## START RECORDED DATA

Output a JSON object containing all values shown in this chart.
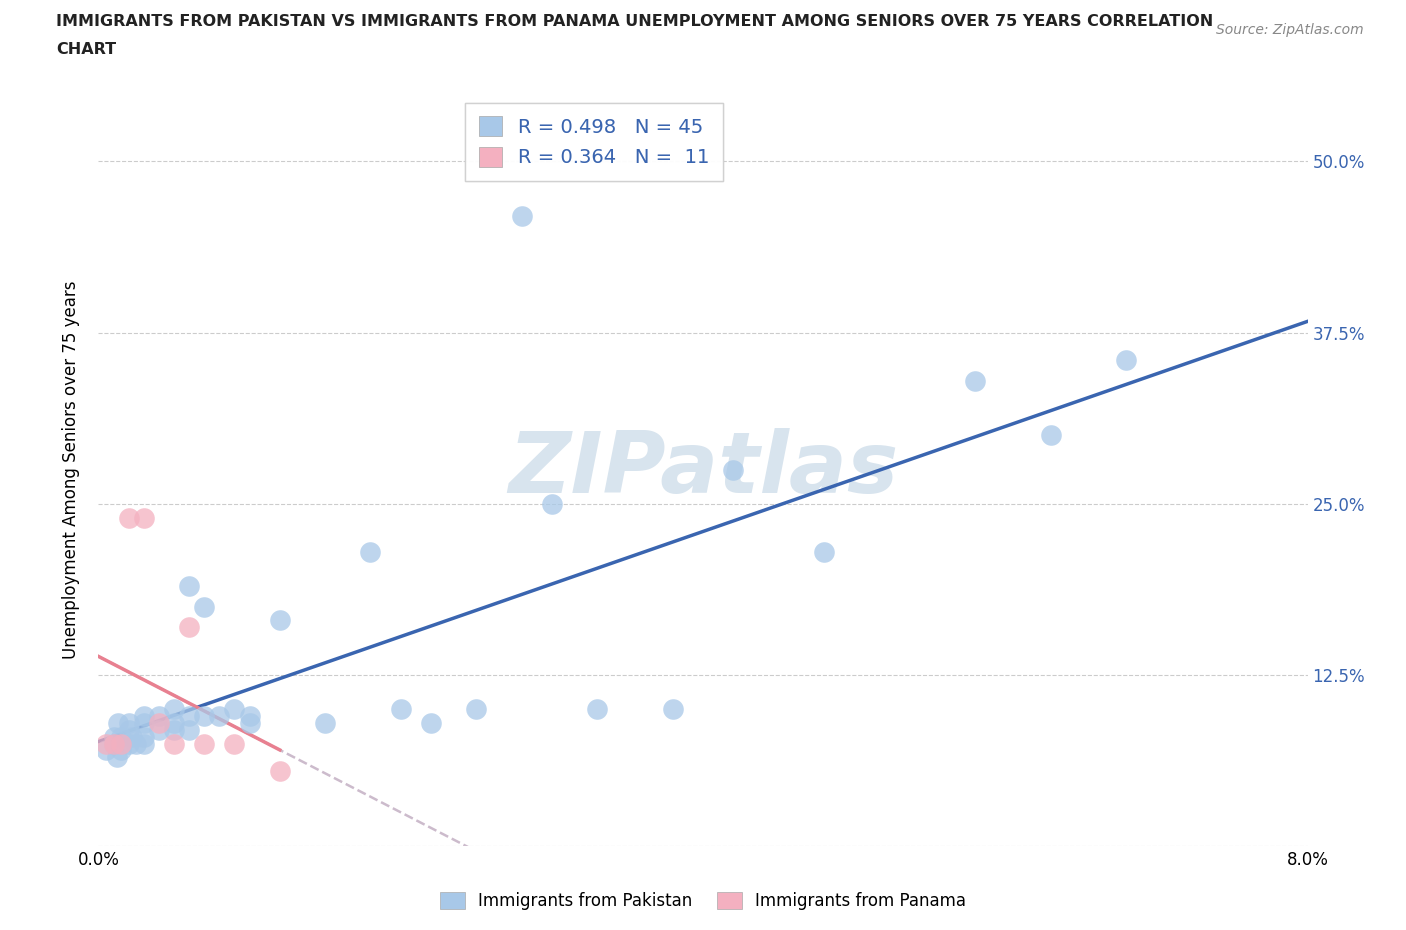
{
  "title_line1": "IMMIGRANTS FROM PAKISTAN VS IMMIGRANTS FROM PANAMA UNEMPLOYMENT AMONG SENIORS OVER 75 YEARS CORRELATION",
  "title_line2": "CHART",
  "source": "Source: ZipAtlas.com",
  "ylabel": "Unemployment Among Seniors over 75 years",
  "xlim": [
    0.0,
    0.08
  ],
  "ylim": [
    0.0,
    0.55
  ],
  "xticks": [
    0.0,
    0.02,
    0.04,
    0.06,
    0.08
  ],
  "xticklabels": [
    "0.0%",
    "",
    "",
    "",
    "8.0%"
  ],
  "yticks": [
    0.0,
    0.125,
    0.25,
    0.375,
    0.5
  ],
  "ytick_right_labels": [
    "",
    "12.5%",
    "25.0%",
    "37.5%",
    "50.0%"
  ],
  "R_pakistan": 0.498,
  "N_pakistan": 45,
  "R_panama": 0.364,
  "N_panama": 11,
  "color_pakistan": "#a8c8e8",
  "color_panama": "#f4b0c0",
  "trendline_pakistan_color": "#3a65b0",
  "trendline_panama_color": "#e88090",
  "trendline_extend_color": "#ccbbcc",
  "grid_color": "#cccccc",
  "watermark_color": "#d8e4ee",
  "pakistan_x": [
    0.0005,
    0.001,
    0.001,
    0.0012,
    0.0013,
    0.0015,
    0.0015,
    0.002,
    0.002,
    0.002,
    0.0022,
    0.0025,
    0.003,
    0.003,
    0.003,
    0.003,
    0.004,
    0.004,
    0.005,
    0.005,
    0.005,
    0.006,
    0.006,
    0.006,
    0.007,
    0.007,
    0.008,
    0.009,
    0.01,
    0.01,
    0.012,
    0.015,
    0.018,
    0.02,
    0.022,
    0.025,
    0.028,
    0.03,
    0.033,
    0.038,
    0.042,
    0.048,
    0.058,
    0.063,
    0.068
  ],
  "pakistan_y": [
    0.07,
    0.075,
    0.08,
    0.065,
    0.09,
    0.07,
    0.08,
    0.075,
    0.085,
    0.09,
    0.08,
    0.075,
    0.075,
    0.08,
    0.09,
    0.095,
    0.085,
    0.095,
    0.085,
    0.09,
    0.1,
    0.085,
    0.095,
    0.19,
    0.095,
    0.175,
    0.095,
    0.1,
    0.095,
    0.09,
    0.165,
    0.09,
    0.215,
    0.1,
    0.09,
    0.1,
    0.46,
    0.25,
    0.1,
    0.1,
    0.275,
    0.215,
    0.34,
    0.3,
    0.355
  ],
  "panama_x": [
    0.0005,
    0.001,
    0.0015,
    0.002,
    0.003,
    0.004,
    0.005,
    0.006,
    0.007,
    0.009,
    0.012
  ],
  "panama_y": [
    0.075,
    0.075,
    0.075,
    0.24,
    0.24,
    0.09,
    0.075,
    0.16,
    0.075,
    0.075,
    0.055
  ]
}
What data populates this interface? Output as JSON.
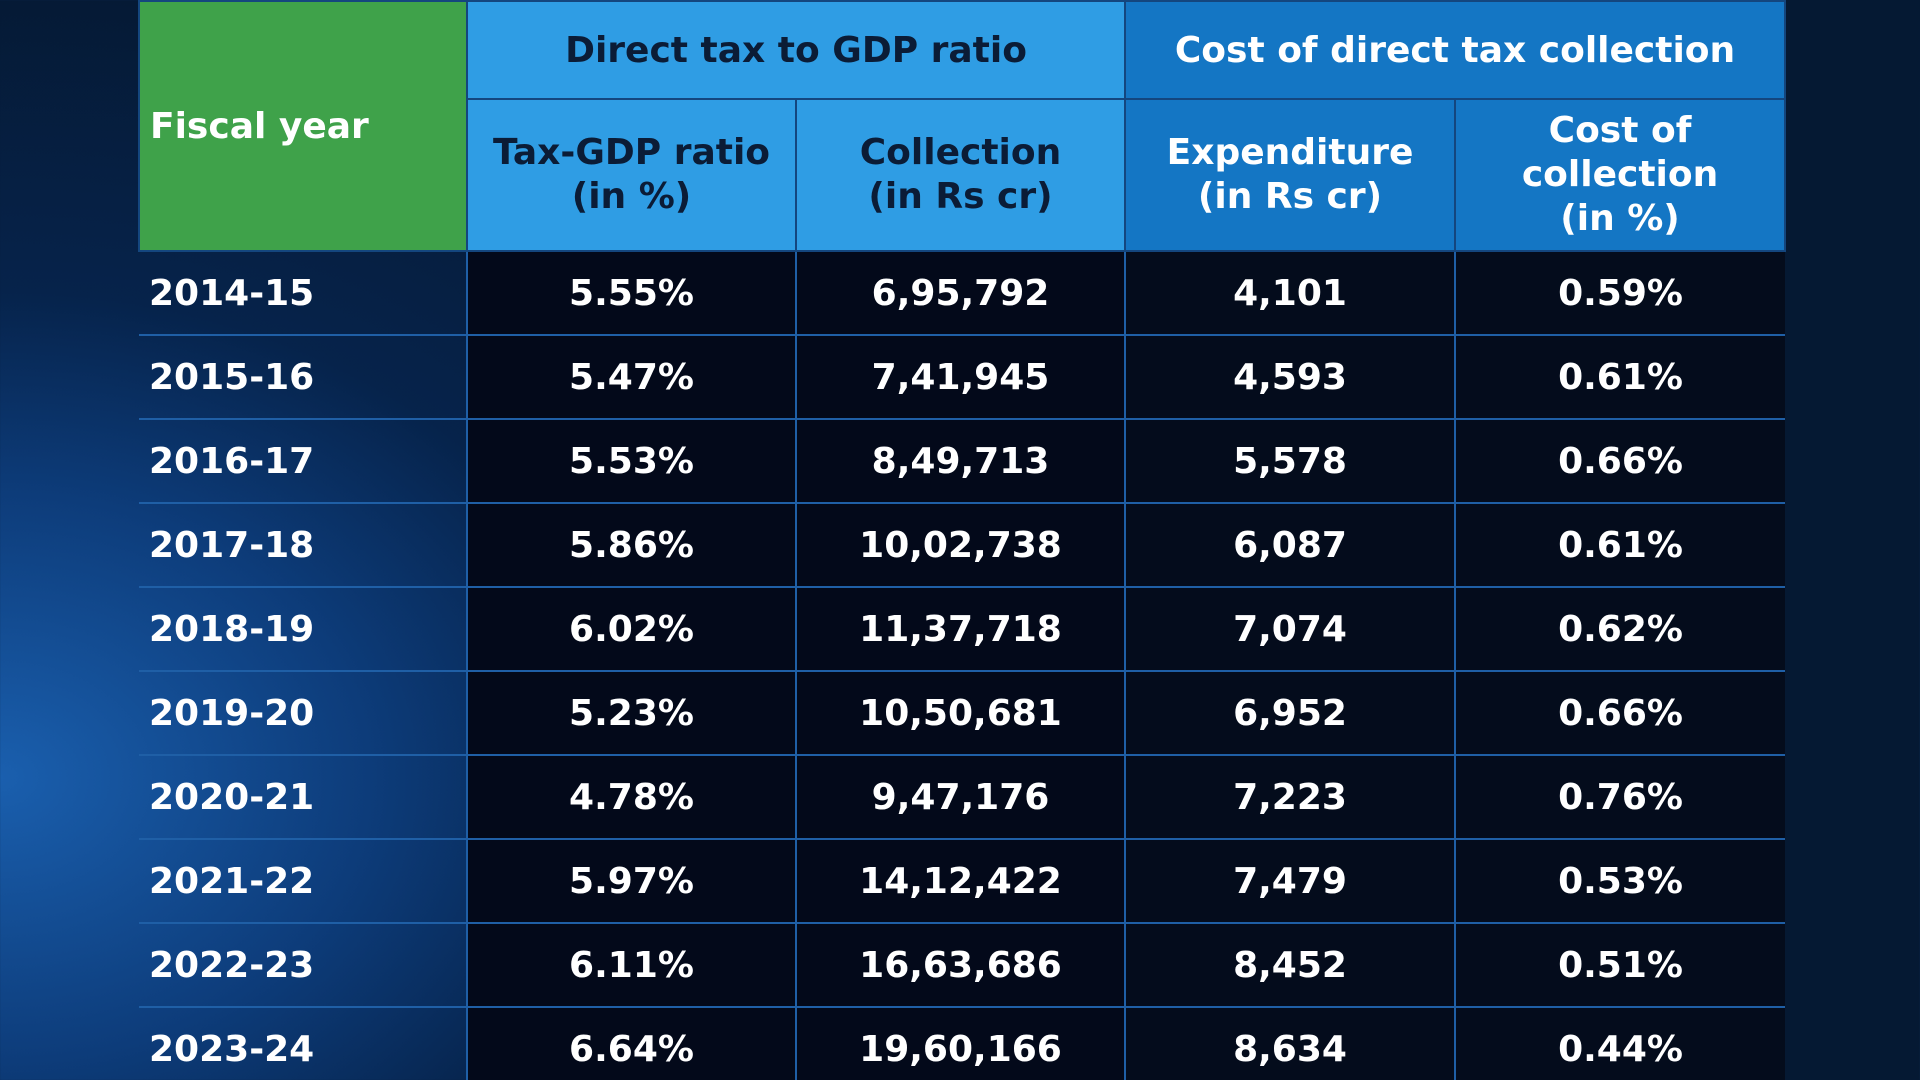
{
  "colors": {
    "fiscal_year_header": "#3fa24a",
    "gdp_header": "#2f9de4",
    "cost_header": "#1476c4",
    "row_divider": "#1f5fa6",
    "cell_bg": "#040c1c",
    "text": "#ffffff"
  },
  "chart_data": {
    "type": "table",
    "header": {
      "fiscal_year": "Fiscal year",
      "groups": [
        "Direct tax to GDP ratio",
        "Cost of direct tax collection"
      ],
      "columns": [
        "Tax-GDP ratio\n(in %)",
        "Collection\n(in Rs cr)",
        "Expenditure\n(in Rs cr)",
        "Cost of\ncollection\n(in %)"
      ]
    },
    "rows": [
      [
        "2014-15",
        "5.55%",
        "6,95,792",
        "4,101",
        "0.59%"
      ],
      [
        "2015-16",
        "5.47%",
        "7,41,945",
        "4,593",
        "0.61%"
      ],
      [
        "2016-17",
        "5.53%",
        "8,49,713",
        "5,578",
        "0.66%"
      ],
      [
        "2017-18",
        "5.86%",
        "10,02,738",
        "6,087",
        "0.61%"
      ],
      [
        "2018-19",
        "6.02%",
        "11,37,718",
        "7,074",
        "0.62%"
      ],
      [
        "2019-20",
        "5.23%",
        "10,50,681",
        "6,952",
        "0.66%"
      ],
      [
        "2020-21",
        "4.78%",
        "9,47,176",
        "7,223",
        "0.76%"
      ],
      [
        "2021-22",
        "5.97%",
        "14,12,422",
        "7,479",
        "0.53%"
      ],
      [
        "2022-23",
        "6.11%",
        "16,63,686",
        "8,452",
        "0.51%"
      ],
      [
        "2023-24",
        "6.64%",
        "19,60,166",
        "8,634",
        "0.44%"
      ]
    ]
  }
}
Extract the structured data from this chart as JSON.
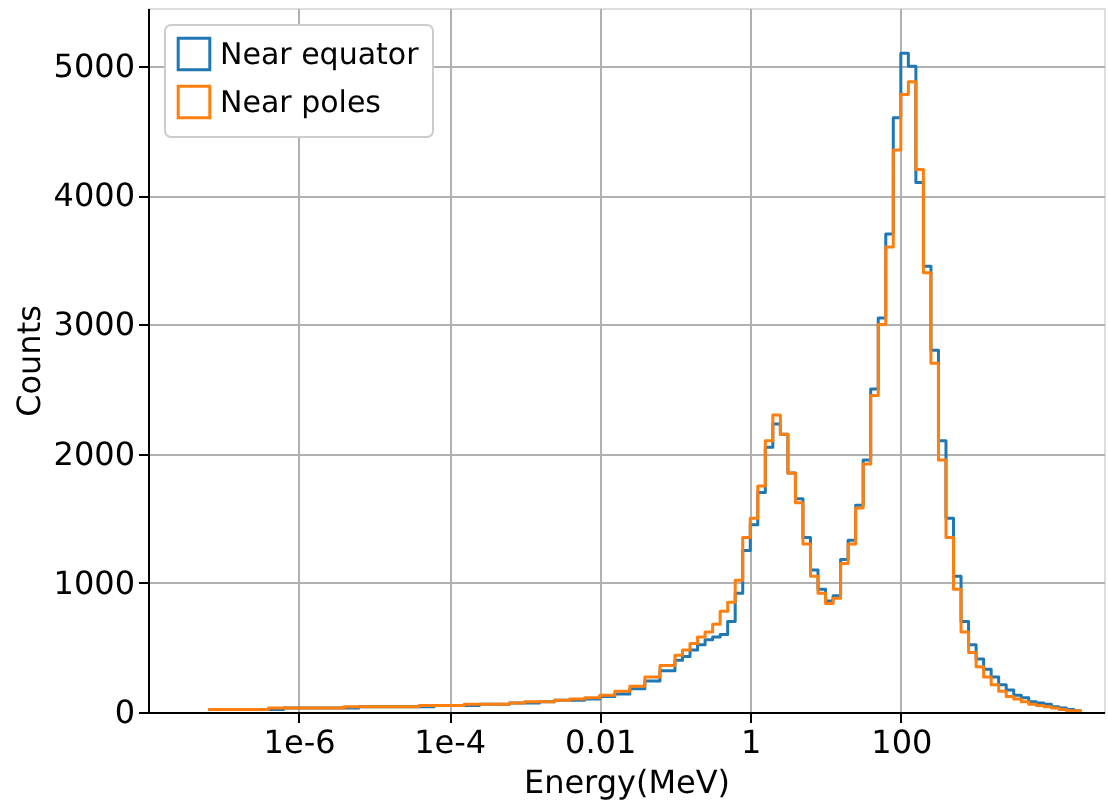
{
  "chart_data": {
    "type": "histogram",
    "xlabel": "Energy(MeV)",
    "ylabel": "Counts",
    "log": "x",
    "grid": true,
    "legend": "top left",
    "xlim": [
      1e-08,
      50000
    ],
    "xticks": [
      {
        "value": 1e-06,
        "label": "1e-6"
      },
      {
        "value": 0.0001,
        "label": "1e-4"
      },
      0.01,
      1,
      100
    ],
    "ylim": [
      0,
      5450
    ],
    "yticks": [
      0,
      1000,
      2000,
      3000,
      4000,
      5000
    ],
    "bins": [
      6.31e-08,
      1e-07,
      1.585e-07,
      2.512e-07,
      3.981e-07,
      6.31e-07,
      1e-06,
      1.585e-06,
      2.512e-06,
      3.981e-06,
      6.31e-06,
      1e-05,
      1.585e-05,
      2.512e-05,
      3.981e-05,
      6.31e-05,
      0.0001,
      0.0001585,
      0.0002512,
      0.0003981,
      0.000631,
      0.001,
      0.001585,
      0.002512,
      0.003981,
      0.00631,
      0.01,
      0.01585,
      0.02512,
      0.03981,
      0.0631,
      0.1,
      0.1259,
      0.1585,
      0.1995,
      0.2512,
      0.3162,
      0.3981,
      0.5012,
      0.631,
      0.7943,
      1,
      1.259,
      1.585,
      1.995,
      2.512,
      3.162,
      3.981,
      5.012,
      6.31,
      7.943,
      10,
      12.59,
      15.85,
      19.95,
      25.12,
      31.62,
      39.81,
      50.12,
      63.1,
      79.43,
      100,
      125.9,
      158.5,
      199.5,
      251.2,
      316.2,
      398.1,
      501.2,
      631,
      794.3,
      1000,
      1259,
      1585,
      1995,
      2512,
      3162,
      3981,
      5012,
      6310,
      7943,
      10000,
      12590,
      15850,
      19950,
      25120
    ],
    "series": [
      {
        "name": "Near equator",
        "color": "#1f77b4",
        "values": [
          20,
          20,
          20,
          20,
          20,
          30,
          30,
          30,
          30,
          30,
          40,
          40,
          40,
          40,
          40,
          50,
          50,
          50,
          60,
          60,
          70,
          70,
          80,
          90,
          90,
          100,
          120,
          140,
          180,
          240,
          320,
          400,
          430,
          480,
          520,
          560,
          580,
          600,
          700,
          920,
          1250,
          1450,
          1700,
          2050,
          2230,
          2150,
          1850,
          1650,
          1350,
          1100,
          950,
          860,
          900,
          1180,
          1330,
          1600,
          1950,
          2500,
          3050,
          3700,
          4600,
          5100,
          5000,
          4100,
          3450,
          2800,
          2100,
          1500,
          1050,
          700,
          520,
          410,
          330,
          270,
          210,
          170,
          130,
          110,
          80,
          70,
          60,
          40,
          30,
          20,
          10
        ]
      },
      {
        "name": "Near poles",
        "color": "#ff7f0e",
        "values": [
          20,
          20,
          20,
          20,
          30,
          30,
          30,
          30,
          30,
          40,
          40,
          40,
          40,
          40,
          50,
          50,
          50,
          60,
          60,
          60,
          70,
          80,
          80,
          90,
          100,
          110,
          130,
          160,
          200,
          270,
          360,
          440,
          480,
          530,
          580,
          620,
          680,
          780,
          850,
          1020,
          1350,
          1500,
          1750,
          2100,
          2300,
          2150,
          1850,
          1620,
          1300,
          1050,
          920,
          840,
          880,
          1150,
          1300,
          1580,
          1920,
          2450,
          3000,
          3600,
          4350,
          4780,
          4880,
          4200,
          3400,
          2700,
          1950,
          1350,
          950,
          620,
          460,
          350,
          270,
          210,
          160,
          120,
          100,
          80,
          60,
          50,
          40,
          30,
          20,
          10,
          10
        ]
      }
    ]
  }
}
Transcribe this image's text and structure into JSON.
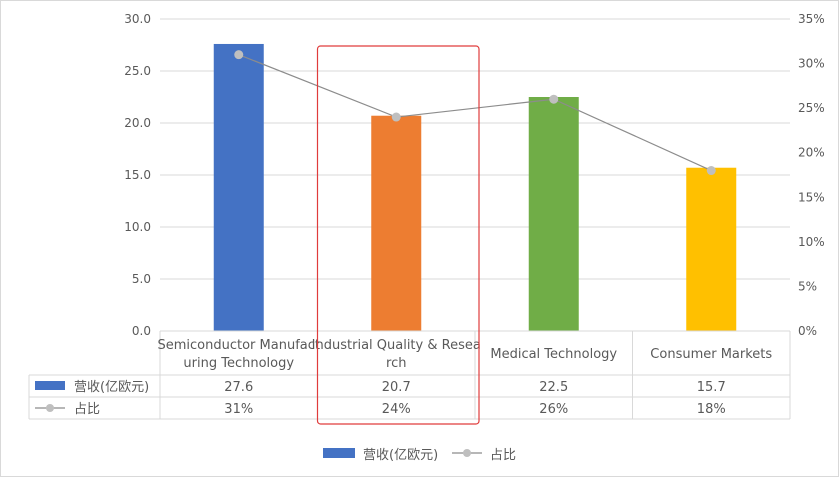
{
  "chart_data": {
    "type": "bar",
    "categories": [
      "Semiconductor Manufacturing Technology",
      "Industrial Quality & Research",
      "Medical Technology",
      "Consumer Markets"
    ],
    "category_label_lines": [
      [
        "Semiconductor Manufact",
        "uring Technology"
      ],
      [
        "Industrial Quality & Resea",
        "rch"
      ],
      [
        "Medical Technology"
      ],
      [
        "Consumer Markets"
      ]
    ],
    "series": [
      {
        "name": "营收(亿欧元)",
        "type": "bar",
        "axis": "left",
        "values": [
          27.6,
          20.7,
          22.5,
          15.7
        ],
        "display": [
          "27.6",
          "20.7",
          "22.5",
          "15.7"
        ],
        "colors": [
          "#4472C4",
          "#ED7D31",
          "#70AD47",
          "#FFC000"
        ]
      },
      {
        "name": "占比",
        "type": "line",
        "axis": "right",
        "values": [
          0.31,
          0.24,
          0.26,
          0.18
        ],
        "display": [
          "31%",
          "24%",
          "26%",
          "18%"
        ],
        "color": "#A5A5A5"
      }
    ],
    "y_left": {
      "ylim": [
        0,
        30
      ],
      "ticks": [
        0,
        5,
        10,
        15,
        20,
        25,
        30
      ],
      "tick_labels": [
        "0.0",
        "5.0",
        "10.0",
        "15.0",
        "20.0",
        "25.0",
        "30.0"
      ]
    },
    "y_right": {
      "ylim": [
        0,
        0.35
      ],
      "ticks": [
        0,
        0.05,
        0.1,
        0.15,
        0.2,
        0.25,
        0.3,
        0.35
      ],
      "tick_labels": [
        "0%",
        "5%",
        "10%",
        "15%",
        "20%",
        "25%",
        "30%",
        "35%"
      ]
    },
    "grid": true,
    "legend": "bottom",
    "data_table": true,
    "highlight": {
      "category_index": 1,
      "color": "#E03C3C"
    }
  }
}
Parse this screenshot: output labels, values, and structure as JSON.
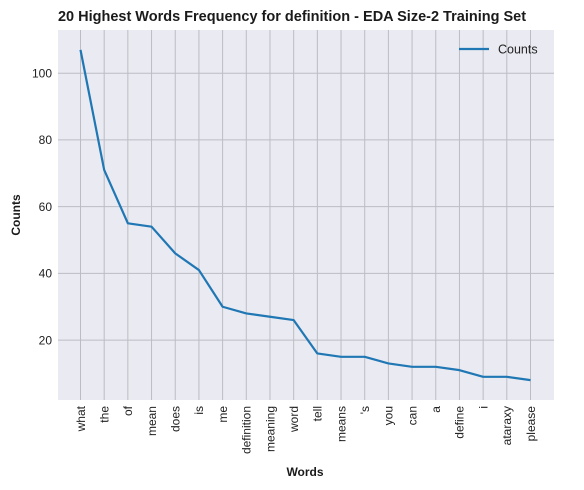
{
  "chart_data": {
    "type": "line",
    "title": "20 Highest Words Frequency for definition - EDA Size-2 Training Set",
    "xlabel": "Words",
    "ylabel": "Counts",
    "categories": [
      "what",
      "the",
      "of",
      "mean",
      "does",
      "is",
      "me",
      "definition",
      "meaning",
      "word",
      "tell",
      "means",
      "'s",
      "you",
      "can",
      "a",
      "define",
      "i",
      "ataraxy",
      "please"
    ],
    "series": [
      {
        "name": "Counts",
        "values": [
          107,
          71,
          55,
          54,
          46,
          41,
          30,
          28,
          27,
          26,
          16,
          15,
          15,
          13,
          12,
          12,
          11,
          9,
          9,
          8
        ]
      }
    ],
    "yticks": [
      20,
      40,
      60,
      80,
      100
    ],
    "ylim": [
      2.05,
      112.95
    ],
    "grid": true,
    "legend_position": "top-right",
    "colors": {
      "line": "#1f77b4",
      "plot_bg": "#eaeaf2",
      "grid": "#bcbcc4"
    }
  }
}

## END RECORDED DATA

#### WHAT IS ASKED
Copy all lines from the material that include "type".

#### FULL ANSWER
    "type": "table",
    "type": "histogram",
    "type": "bar",
        "type": "bar",
        "type": "line",
    "type": "line",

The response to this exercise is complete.